*EXERCISE*
Write out each line exactly as it stands, please.

··· PROVIDED MATERIAL ···

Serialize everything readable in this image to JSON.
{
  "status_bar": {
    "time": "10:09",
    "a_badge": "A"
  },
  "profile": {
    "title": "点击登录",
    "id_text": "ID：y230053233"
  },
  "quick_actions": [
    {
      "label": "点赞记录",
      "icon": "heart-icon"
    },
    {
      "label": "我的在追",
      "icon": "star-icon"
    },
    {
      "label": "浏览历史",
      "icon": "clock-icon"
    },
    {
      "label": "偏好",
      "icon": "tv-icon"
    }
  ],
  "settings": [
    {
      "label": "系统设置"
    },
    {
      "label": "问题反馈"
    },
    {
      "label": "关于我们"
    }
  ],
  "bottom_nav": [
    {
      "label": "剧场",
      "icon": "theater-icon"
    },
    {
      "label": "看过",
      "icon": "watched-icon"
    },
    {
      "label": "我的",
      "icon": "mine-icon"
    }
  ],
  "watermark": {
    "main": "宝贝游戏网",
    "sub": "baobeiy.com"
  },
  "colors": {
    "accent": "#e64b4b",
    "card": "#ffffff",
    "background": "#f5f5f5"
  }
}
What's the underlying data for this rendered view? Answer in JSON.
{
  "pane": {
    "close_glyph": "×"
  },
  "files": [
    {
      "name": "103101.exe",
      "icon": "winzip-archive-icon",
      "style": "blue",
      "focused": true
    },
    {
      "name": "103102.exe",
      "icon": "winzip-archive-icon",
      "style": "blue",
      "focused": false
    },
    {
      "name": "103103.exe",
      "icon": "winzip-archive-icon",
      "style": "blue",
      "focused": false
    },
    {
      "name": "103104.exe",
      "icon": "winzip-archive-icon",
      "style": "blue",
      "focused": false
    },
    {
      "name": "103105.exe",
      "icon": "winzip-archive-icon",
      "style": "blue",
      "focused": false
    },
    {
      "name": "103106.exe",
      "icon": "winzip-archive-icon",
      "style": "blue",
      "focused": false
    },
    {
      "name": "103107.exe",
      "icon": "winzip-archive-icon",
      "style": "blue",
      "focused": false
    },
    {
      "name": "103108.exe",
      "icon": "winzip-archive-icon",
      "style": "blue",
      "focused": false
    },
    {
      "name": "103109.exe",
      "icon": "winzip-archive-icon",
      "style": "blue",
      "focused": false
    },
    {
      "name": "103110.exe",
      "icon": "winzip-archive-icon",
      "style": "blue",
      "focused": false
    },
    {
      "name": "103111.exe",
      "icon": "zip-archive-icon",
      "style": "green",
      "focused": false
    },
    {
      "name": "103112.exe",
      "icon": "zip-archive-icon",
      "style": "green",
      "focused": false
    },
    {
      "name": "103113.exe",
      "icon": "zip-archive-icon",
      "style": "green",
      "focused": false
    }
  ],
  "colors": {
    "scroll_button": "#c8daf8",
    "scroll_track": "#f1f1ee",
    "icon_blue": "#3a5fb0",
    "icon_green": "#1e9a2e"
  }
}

···

*THE RESULT*
Serialize everything readable in this image to JSON.
{
  "status_bar": {
    "time": "10:09",
    "a_badge": "A"
  },
  "profile": {
    "title": "点击登录",
    "id_text": "ID：y230053233"
  },
  "quick_actions": [
    {
      "label": "点赞记录",
      "icon": "heart-icon"
    },
    {
      "label": "我的在追",
      "icon": "star-icon"
    },
    {
      "label": "浏览历史",
      "icon": "clock-icon"
    },
    {
      "label": "偏好",
      "icon": "tv-icon"
    }
  ],
  "settings": [
    {
      "label": "系统设置"
    },
    {
      "label": "问题反馈"
    },
    {
      "label": "关于我们"
    }
  ],
  "bottom_nav": [
    {
      "label": "剧场",
      "icon": "theater-icon"
    },
    {
      "label": "看过",
      "icon": "watched-icon"
    },
    {
      "label": "我的",
      "icon": "mine-icon"
    }
  ],
  "watermark": {
    "main": "宝贝游戏网",
    "sub": "baobeiy.com"
  },
  "colors": {
    "accent": "#e64b4b",
    "card": "#ffffff",
    "background": "#f5f5f5"
  }
}
What's the underlying data for this rendered view? Answer in JSON.
{
  "pane": {
    "close_glyph": "×"
  },
  "files": [
    {
      "name": "103101.exe",
      "icon": "winzip-archive-icon",
      "style": "blue",
      "focused": true
    },
    {
      "name": "103102.exe",
      "icon": "winzip-archive-icon",
      "style": "blue",
      "focused": false
    },
    {
      "name": "103103.exe",
      "icon": "winzip-archive-icon",
      "style": "blue",
      "focused": false
    },
    {
      "name": "103104.exe",
      "icon": "winzip-archive-icon",
      "style": "blue",
      "focused": false
    },
    {
      "name": "103105.exe",
      "icon": "winzip-archive-icon",
      "style": "blue",
      "focused": false
    },
    {
      "name": "103106.exe",
      "icon": "winzip-archive-icon",
      "style": "blue",
      "focused": false
    },
    {
      "name": "103107.exe",
      "icon": "winzip-archive-icon",
      "style": "blue",
      "focused": false
    },
    {
      "name": "103108.exe",
      "icon": "winzip-archive-icon",
      "style": "blue",
      "focused": false
    },
    {
      "name": "103109.exe",
      "icon": "winzip-archive-icon",
      "style": "blue",
      "focused": false
    },
    {
      "name": "103110.exe",
      "icon": "winzip-archive-icon",
      "style": "blue",
      "focused": false
    },
    {
      "name": "103111.exe",
      "icon": "zip-archive-icon",
      "style": "green",
      "focused": false
    },
    {
      "name": "103112.exe",
      "icon": "zip-archive-icon",
      "style": "green",
      "focused": false
    },
    {
      "name": "103113.exe",
      "icon": "zip-archive-icon",
      "style": "green",
      "focused": false
    }
  ],
  "colors": {
    "scroll_button": "#c8daf8",
    "scroll_track": "#f1f1ee",
    "icon_blue": "#3a5fb0",
    "icon_green": "#1e9a2e"
  }
}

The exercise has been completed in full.